Copy out the listing that follows, exactly, without its pictures.

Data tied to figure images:
┏━━

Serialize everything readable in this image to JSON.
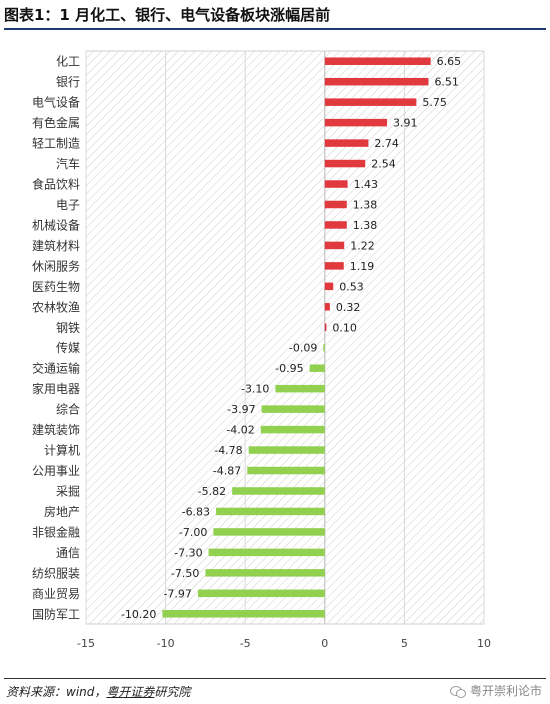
{
  "header": {
    "title": "图表1：1 月化工、银行、电气设备板块涨幅居前"
  },
  "footer": {
    "source_prefix": "资料来源：wind，",
    "source_org": "粤开证券",
    "source_suffix": "研究院",
    "watermark": "粤开崇利论市"
  },
  "colors": {
    "positive": "#e0393e",
    "negative": "#92d050",
    "axis": "#888888",
    "hatch": "#c8c8c8"
  },
  "chart_data": {
    "type": "bar",
    "orientation": "horizontal",
    "title": "",
    "xlabel": "",
    "ylabel": "",
    "xlim": [
      -15,
      10
    ],
    "xticks": [
      -15,
      -10,
      -5,
      0,
      5,
      10
    ],
    "grid": true,
    "legend": "none",
    "categories": [
      "化工",
      "银行",
      "电气设备",
      "有色金属",
      "轻工制造",
      "汽车",
      "食品饮料",
      "电子",
      "机械设备",
      "建筑材料",
      "休闲服务",
      "医药生物",
      "农林牧渔",
      "钢铁",
      "传媒",
      "交通运输",
      "家用电器",
      "综合",
      "建筑装饰",
      "计算机",
      "公用事业",
      "采掘",
      "房地产",
      "非银金融",
      "通信",
      "纺织服装",
      "商业贸易",
      "国防军工"
    ],
    "values": [
      6.65,
      6.51,
      5.75,
      3.91,
      2.74,
      2.54,
      1.43,
      1.38,
      1.38,
      1.22,
      1.19,
      0.53,
      0.32,
      0.1,
      -0.09,
      -0.95,
      -3.1,
      -3.97,
      -4.02,
      -4.78,
      -4.87,
      -5.82,
      -6.83,
      -7.0,
      -7.3,
      -7.5,
      -7.97,
      -10.2
    ],
    "value_labels": [
      "6.65",
      "6.51",
      "5.75",
      "3.91",
      "2.74",
      "2.54",
      "1.43",
      "1.38",
      "1.38",
      "1.22",
      "1.19",
      "0.53",
      "0.32",
      "0.10",
      "-0.09",
      "-0.95",
      "-3.10",
      "-3.97",
      "-4.02",
      "-4.78",
      "-4.87",
      "-5.82",
      "-6.83",
      "-7.00",
      "-7.30",
      "-7.50",
      "-7.97",
      "-10.20"
    ]
  }
}
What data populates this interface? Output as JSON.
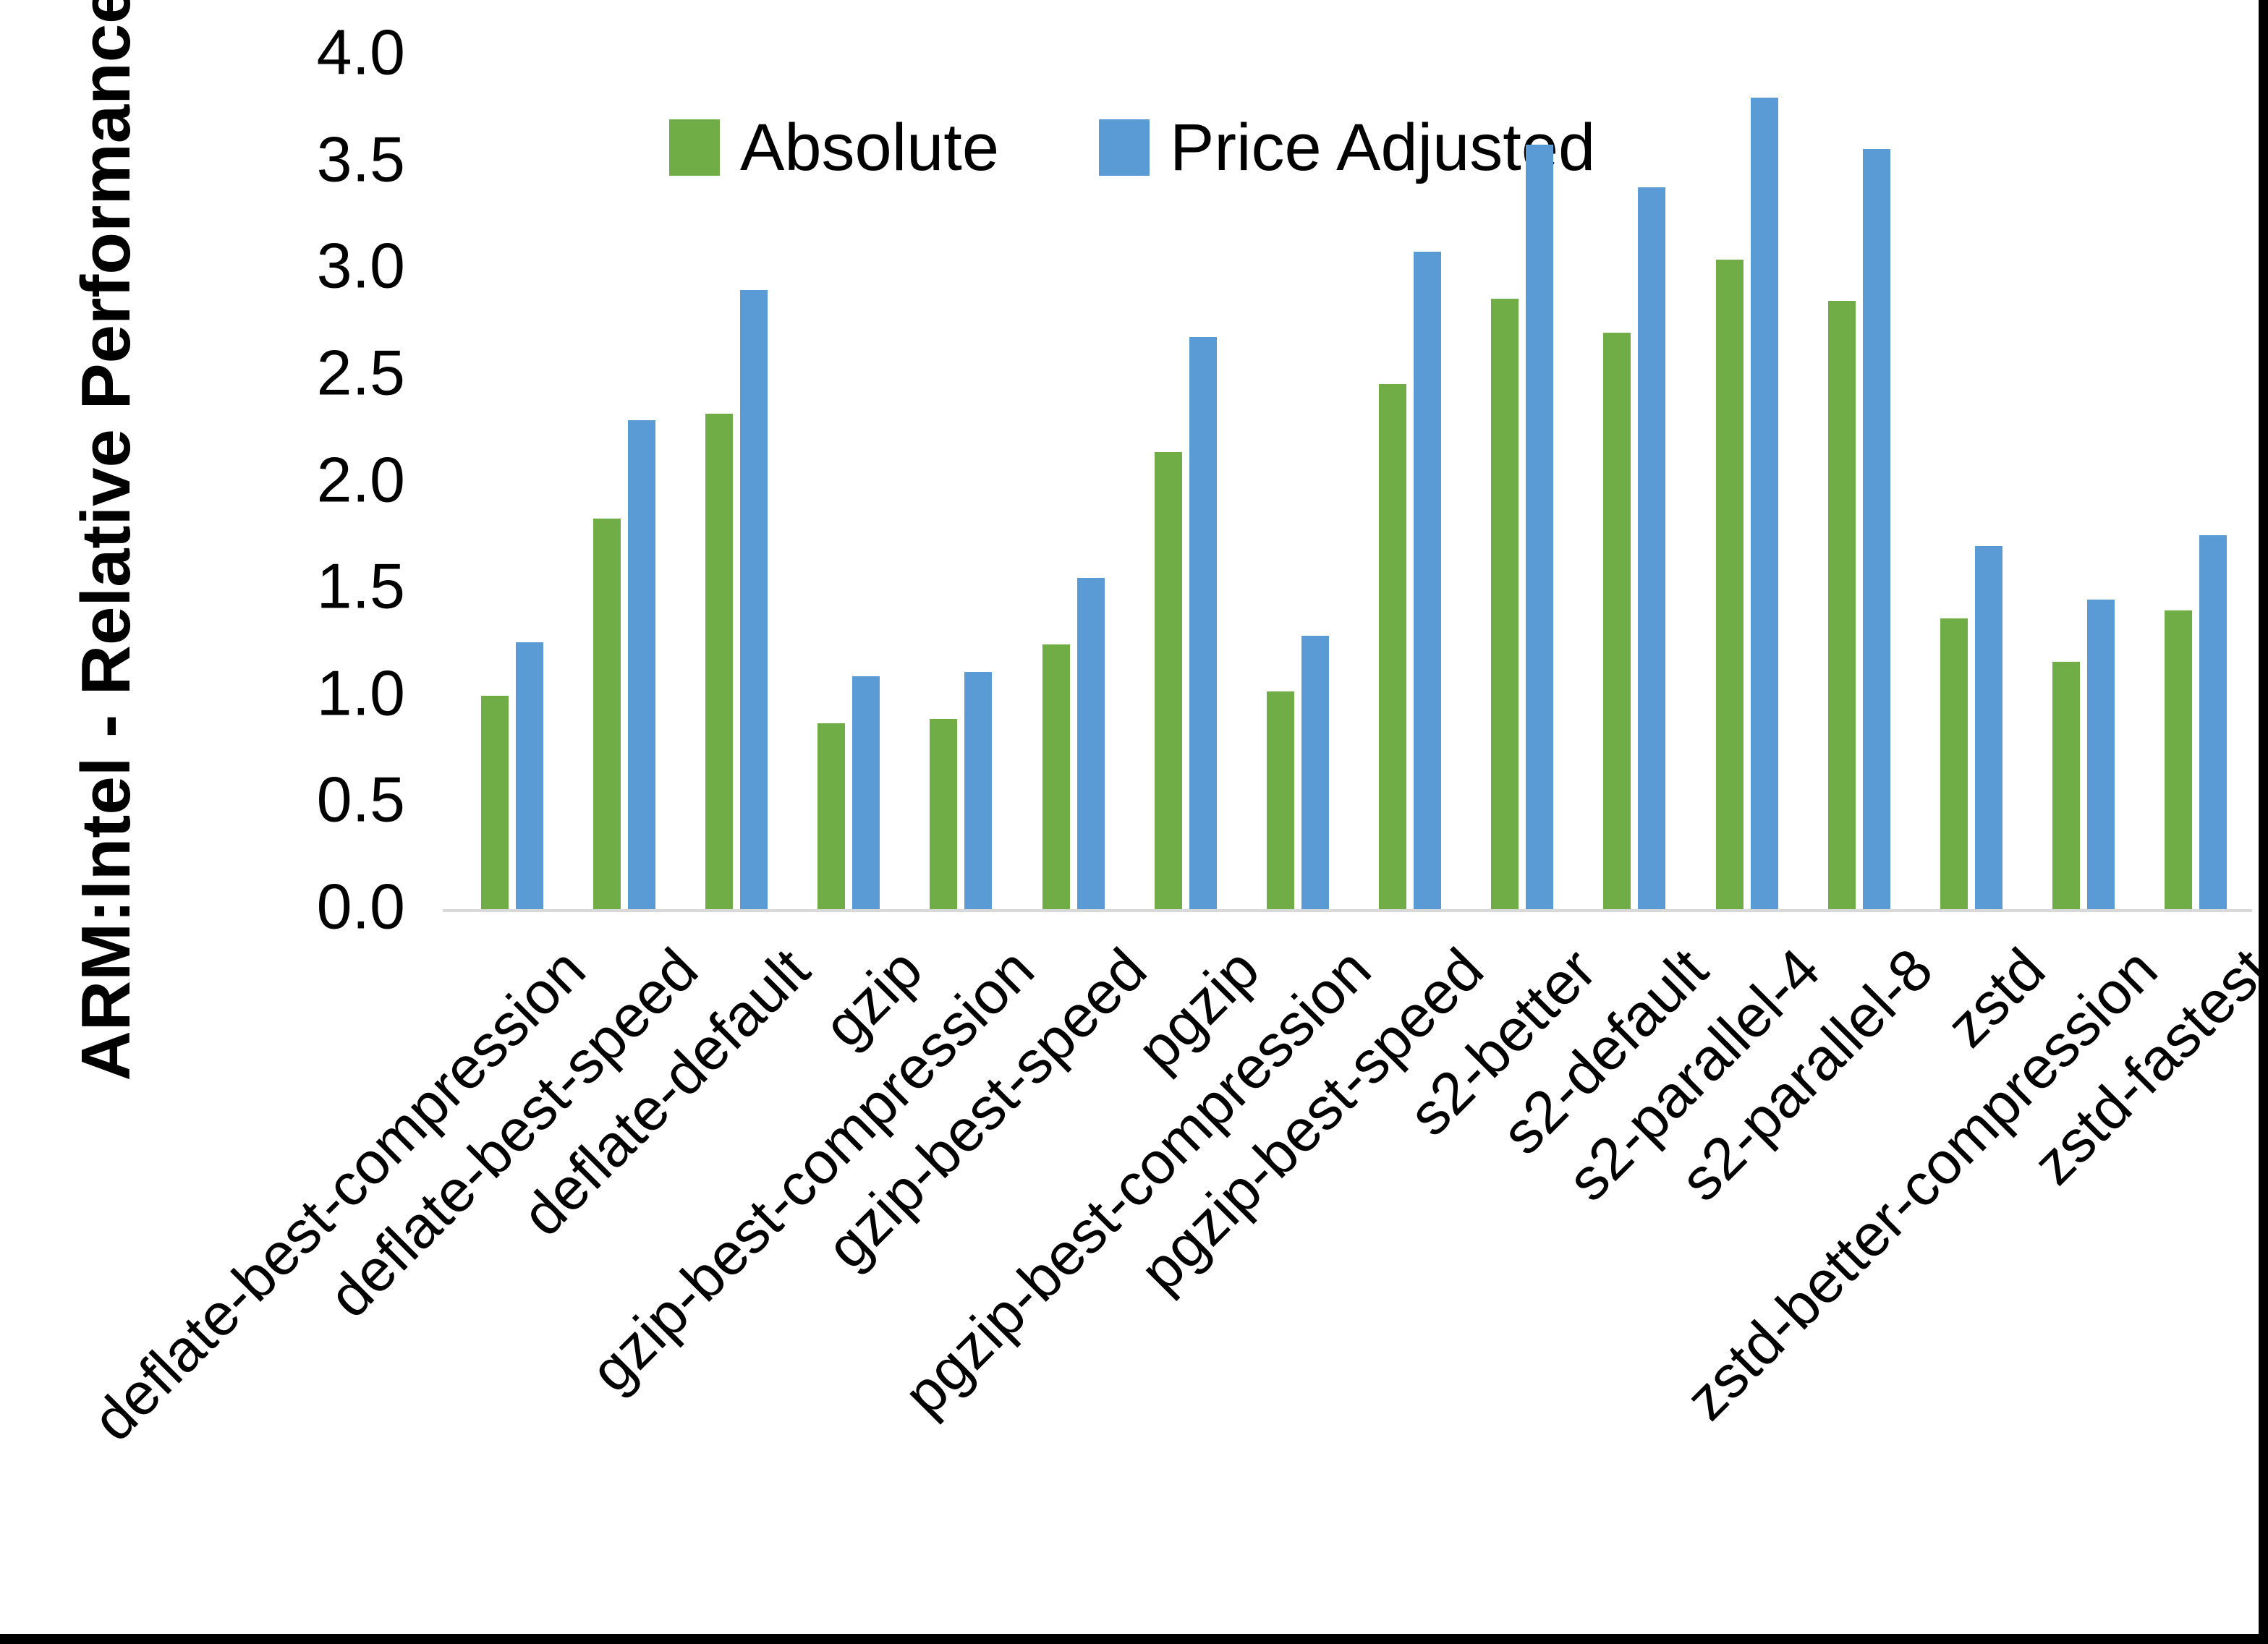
{
  "y_axis": {
    "title": "ARM:Intel - Relative Performance",
    "ticks": [
      "4.0",
      "3.5",
      "3.0",
      "2.5",
      "2.0",
      "1.5",
      "1.0",
      "0.5",
      "0.0"
    ],
    "min": 0.0,
    "max": 4.0
  },
  "legend": {
    "items": [
      {
        "label": "Absolute",
        "color": "#70AD47"
      },
      {
        "label": "Price Adjusted",
        "color": "#5B9BD5"
      }
    ],
    "position": "top"
  },
  "chart_data": {
    "type": "bar",
    "title": "",
    "xlabel": "",
    "ylabel": "ARM:Intel - Relative Performance",
    "ylim": [
      0.0,
      4.0
    ],
    "grid": false,
    "legend_position": "top",
    "categories": [
      "deflate-best-compression",
      "deflate-best-speed",
      "deflate-default",
      "gzip",
      "gzip-best-compression",
      "gzip-best-speed",
      "pgzip",
      "pgzip-best-compression",
      "pgzip-best-speed",
      "s2-better",
      "s2-default",
      "s2-parallel-4",
      "s2-parallel-8",
      "zstd",
      "zstd-better-compression",
      "zstd-fastest"
    ],
    "series": [
      {
        "name": "Absolute",
        "color": "#70AD47",
        "values": [
          1.0,
          1.83,
          2.32,
          0.87,
          0.89,
          1.24,
          2.14,
          1.02,
          2.46,
          2.86,
          2.7,
          3.04,
          2.85,
          1.36,
          1.16,
          1.4
        ]
      },
      {
        "name": "Price Adjusted",
        "color": "#5B9BD5",
        "values": [
          1.25,
          2.29,
          2.9,
          1.09,
          1.11,
          1.55,
          2.68,
          1.28,
          3.08,
          3.58,
          3.38,
          3.8,
          3.56,
          1.7,
          1.45,
          1.75
        ]
      }
    ]
  },
  "colors": {
    "background": "#FFFFFF",
    "axis_line": "#D9D9D9",
    "text": "#000000",
    "screenshot_border": "#000000"
  }
}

┗━━

• TASK RESPONSE:
Serialize everything readable in this image to JSON.
{
  "header": {
    "title": "图表1：1 月化工、银行、电气设备板块涨幅居前"
  },
  "footer": {
    "source_prefix": "资料来源：wind，",
    "source_org": "粤开证券",
    "source_suffix": "研究院",
    "watermark": "粤开崇利论市"
  },
  "colors": {
    "positive": "#e0393e",
    "negative": "#92d050",
    "axis": "#888888",
    "hatch": "#c8c8c8"
  },
  "chart_data": {
    "type": "bar",
    "orientation": "horizontal",
    "title": "",
    "xlabel": "",
    "ylabel": "",
    "xlim": [
      -15,
      10
    ],
    "xticks": [
      -15,
      -10,
      -5,
      0,
      5,
      10
    ],
    "grid": true,
    "legend": "none",
    "categories": [
      "化工",
      "银行",
      "电气设备",
      "有色金属",
      "轻工制造",
      "汽车",
      "食品饮料",
      "电子",
      "机械设备",
      "建筑材料",
      "休闲服务",
      "医药生物",
      "农林牧渔",
      "钢铁",
      "传媒",
      "交通运输",
      "家用电器",
      "综合",
      "建筑装饰",
      "计算机",
      "公用事业",
      "采掘",
      "房地产",
      "非银金融",
      "通信",
      "纺织服装",
      "商业贸易",
      "国防军工"
    ],
    "values": [
      6.65,
      6.51,
      5.75,
      3.91,
      2.74,
      2.54,
      1.43,
      1.38,
      1.38,
      1.22,
      1.19,
      0.53,
      0.32,
      0.1,
      -0.09,
      -0.95,
      -3.1,
      -3.97,
      -4.02,
      -4.78,
      -4.87,
      -5.82,
      -6.83,
      -7.0,
      -7.3,
      -7.5,
      -7.97,
      -10.2
    ],
    "value_labels": [
      "6.65",
      "6.51",
      "5.75",
      "3.91",
      "2.74",
      "2.54",
      "1.43",
      "1.38",
      "1.38",
      "1.22",
      "1.19",
      "0.53",
      "0.32",
      "0.10",
      "-0.09",
      "-0.95",
      "-3.10",
      "-3.97",
      "-4.02",
      "-4.78",
      "-4.87",
      "-5.82",
      "-6.83",
      "-7.00",
      "-7.30",
      "-7.50",
      "-7.97",
      "-10.20"
    ]
  }
}
What data populates this interface? Output as JSON.
{
  "y_axis": {
    "title": "ARM:Intel - Relative Performance",
    "ticks": [
      "4.0",
      "3.5",
      "3.0",
      "2.5",
      "2.0",
      "1.5",
      "1.0",
      "0.5",
      "0.0"
    ],
    "min": 0.0,
    "max": 4.0
  },
  "legend": {
    "items": [
      {
        "label": "Absolute",
        "color": "#70AD47"
      },
      {
        "label": "Price Adjusted",
        "color": "#5B9BD5"
      }
    ],
    "position": "top"
  },
  "chart_data": {
    "type": "bar",
    "title": "",
    "xlabel": "",
    "ylabel": "ARM:Intel - Relative Performance",
    "ylim": [
      0.0,
      4.0
    ],
    "grid": false,
    "legend_position": "top",
    "categories": [
      "deflate-best-compression",
      "deflate-best-speed",
      "deflate-default",
      "gzip",
      "gzip-best-compression",
      "gzip-best-speed",
      "pgzip",
      "pgzip-best-compression",
      "pgzip-best-speed",
      "s2-better",
      "s2-default",
      "s2-parallel-4",
      "s2-parallel-8",
      "zstd",
      "zstd-better-compression",
      "zstd-fastest"
    ],
    "series": [
      {
        "name": "Absolute",
        "color": "#70AD47",
        "values": [
          1.0,
          1.83,
          2.32,
          0.87,
          0.89,
          1.24,
          2.14,
          1.02,
          2.46,
          2.86,
          2.7,
          3.04,
          2.85,
          1.36,
          1.16,
          1.4
        ]
      },
      {
        "name": "Price Adjusted",
        "color": "#5B9BD5",
        "values": [
          1.25,
          2.29,
          2.9,
          1.09,
          1.11,
          1.55,
          2.68,
          1.28,
          3.08,
          3.58,
          3.38,
          3.8,
          3.56,
          1.7,
          1.45,
          1.75
        ]
      }
    ]
  },
  "colors": {
    "background": "#FFFFFF",
    "axis_line": "#D9D9D9",
    "text": "#000000",
    "screenshot_border": "#000000"
  }
}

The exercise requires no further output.